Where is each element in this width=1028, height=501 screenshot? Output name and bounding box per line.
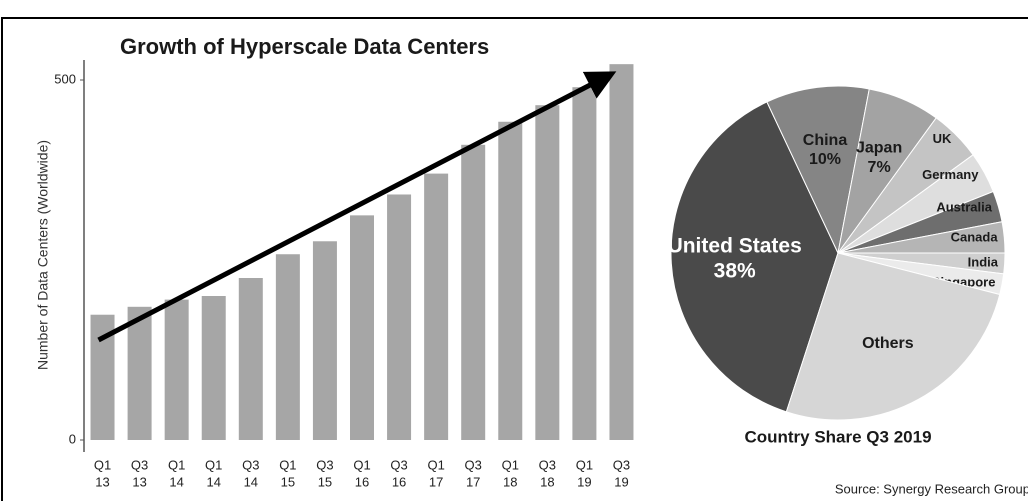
x-tick-label: 14 — [244, 474, 258, 489]
bar — [609, 64, 634, 440]
x-tick-label: 13 — [95, 474, 109, 489]
x-tick-label: Q1 — [502, 457, 519, 472]
bar — [572, 87, 597, 440]
pie-title: Country Share Q3 2019 — [744, 427, 931, 446]
bar — [424, 173, 449, 440]
x-tick-label: 16 — [355, 474, 369, 489]
x-tick-label: Q3 — [131, 457, 148, 472]
slice-label: Australia — [936, 200, 992, 215]
x-tick-label: 17 — [429, 474, 443, 489]
slice-value-label: 10% — [809, 151, 841, 168]
trend-arrow — [97, 71, 617, 343]
x-tick-label: 14 — [169, 474, 183, 489]
x-tick-label: 15 — [318, 474, 332, 489]
slice-value-label: 7% — [868, 159, 891, 176]
y-tick-label: 0 — [69, 431, 76, 446]
x-tick-label: 14 — [206, 474, 220, 489]
x-tick-label: 15 — [281, 474, 295, 489]
bar — [461, 144, 486, 441]
x-tick-label: 13 — [132, 474, 146, 489]
x-tick-label: Q1 — [279, 457, 296, 472]
x-tick-label: Q1 — [205, 457, 222, 472]
pie-slice — [670, 101, 839, 413]
x-tick-label: 18 — [503, 474, 517, 489]
slice-label: Japan — [856, 140, 902, 157]
bar — [275, 254, 300, 440]
source: Source: Synergy Research Group — [835, 481, 1028, 496]
y-axis-label: Number of Data Centers (Worldwide) — [35, 140, 51, 370]
slice-label: Germany — [922, 167, 979, 182]
slice-label: UK — [933, 131, 952, 146]
slice-label: Others — [862, 335, 914, 352]
x-tick-label: Q3 — [316, 457, 333, 472]
x-tick-label: 19 — [577, 474, 591, 489]
x-tick-label: Q1 — [576, 457, 593, 472]
bar — [350, 215, 374, 440]
chart-title: Growth of Hyperscale Data Centers — [120, 34, 489, 59]
x-tick-label: Q1 — [353, 457, 370, 472]
x-tick-label: 19 — [614, 474, 628, 489]
x-tick-label: 17 — [466, 474, 480, 489]
x-tick-label: 16 — [392, 474, 406, 489]
bar — [164, 299, 189, 440]
bar — [238, 278, 263, 440]
x-tick-label: Q1 — [168, 457, 185, 472]
bar — [498, 121, 523, 440]
bar — [201, 296, 226, 440]
y-tick-label: 500 — [54, 71, 76, 86]
x-tick-label: Q3 — [390, 457, 407, 472]
x-tick-label: Q3 — [465, 457, 482, 472]
x-tick-label: Q1 — [427, 457, 444, 472]
slice-label: Canada — [951, 229, 999, 244]
x-tick-label: 18 — [540, 474, 554, 489]
slice-label: United States — [668, 234, 802, 257]
pie-slice — [766, 85, 870, 255]
x-tick-label: Q3 — [613, 457, 630, 472]
x-tick-label: Q3 — [242, 457, 259, 472]
bar — [127, 306, 152, 440]
slice-label: China — [803, 132, 848, 149]
frame — [1, 17, 1028, 501]
pie-slice — [785, 252, 1001, 421]
x-tick-label: Q3 — [539, 457, 556, 472]
x-tick-label: Q1 — [94, 457, 111, 472]
slice-label: India — [968, 255, 999, 270]
bar — [312, 241, 337, 440]
bar — [387, 194, 412, 440]
slice-value-label: 38% — [714, 260, 756, 283]
bar — [535, 105, 560, 440]
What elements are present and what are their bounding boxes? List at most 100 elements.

**TASK PROMPT:** Rewrite the lines above as a numbered list, skipping blank lines and leaving out any pictures.

**THE COMPLETED TASK:**
1. Where is each element in this width=1028, height=501 screenshot? Output name and bounding box per line.
2. x-tick-label: 14 — [244, 474, 258, 489]
3. bar — [609, 64, 634, 440]
4. x-tick-label: 13 — [95, 474, 109, 489]
5. x-tick-label: Q1 — [502, 457, 519, 472]
6. bar — [572, 87, 597, 440]
7. pie-title: Country Share Q3 2019 — [744, 427, 931, 446]
8. bar — [424, 173, 449, 440]
9. x-tick-label: 16 — [355, 474, 369, 489]
10. x-tick-label: Q3 — [131, 457, 148, 472]
11. slice-label: Australia — [936, 200, 992, 215]
12. x-tick-label: 17 — [429, 474, 443, 489]
13. slice-value-label: 10% — [809, 151, 841, 168]
14. trend-arrow — [97, 71, 617, 343]
15. x-tick-label: 14 — [169, 474, 183, 489]
16. x-tick-label: 15 — [318, 474, 332, 489]
17. slice-value-label: 7% — [868, 159, 891, 176]
18. y-tick-label: 0 — [69, 431, 76, 446]
19. x-tick-label: 14 — [206, 474, 220, 489]
20. x-tick-label: 15 — [281, 474, 295, 489]
21. bar — [461, 144, 486, 441]
22. x-tick-label: 13 — [132, 474, 146, 489]
23. x-tick-label: Q1 — [279, 457, 296, 472]
24. x-tick-label: Q1 — [205, 457, 222, 472]
25. pie-slice — [670, 101, 839, 413]
26. x-tick-label: 18 — [503, 474, 517, 489]
27. slice-label: Japan — [856, 140, 902, 157]
28. bar — [275, 254, 300, 440]
29. source: Source: Synergy Research Group — [835, 481, 1028, 496]
30. y-axis-label: Number of Data Centers (Worldwide) — [35, 140, 51, 370]
31. slice-label: Germany — [922, 167, 979, 182]
32. slice-label: UK — [933, 131, 952, 146]
33. slice-label: Others — [862, 335, 914, 352]
34. x-tick-label: Q3 — [316, 457, 333, 472]
35. x-tick-label: 19 — [577, 474, 591, 489]
36. x-tick-label: Q1 — [576, 457, 593, 472]
37. bar — [350, 215, 374, 440]
38. chart-title: Growth of Hyperscale Data Centers — [120, 34, 489, 59]
39. x-tick-label: Q1 — [353, 457, 370, 472]
40. x-tick-label: 19 — [614, 474, 628, 489]
41. x-tick-label: 17 — [466, 474, 480, 489]
42. x-tick-label: 16 — [392, 474, 406, 489]
43. bar — [164, 299, 189, 440]
44. bar — [238, 278, 263, 440]
45. x-tick-label: Q1 — [168, 457, 185, 472]
46. bar — [498, 121, 523, 440]
47. bar — [201, 296, 226, 440]
48. y-tick-label: 500 — [54, 71, 76, 86]
49. x-tick-label: Q3 — [390, 457, 407, 472]
50. x-tick-label: Q3 — [465, 457, 482, 472]
51. x-tick-label: Q1 — [427, 457, 444, 472]
52. slice-label: Canada — [951, 229, 999, 244]
53. x-tick-label: 18 — [540, 474, 554, 489]
54. slice-label: United States — [668, 234, 802, 257]
55. pie-slice — [766, 85, 870, 255]
56. x-tick-label: Q3 — [613, 457, 630, 472]
57. x-tick-label: Q3 — [242, 457, 259, 472]
58. bar — [127, 306, 152, 440]
59. slice-label: China — [803, 132, 848, 149]
60. frame — [1, 17, 1028, 501]
61. pie-slice — [785, 252, 1001, 421]
62. x-tick-label: Q3 — [539, 457, 556, 472]
63. x-tick-label: Q1 — [94, 457, 111, 472]
64. slice-label: India — [968, 255, 999, 270]
65. bar — [312, 241, 337, 440]
66. bar — [387, 194, 412, 440]
67. slice-value-label: 38% — [714, 260, 756, 283]
68. bar — [535, 105, 560, 440]
69. What elements are present and what are their bounding boxes? List at most 100 elements.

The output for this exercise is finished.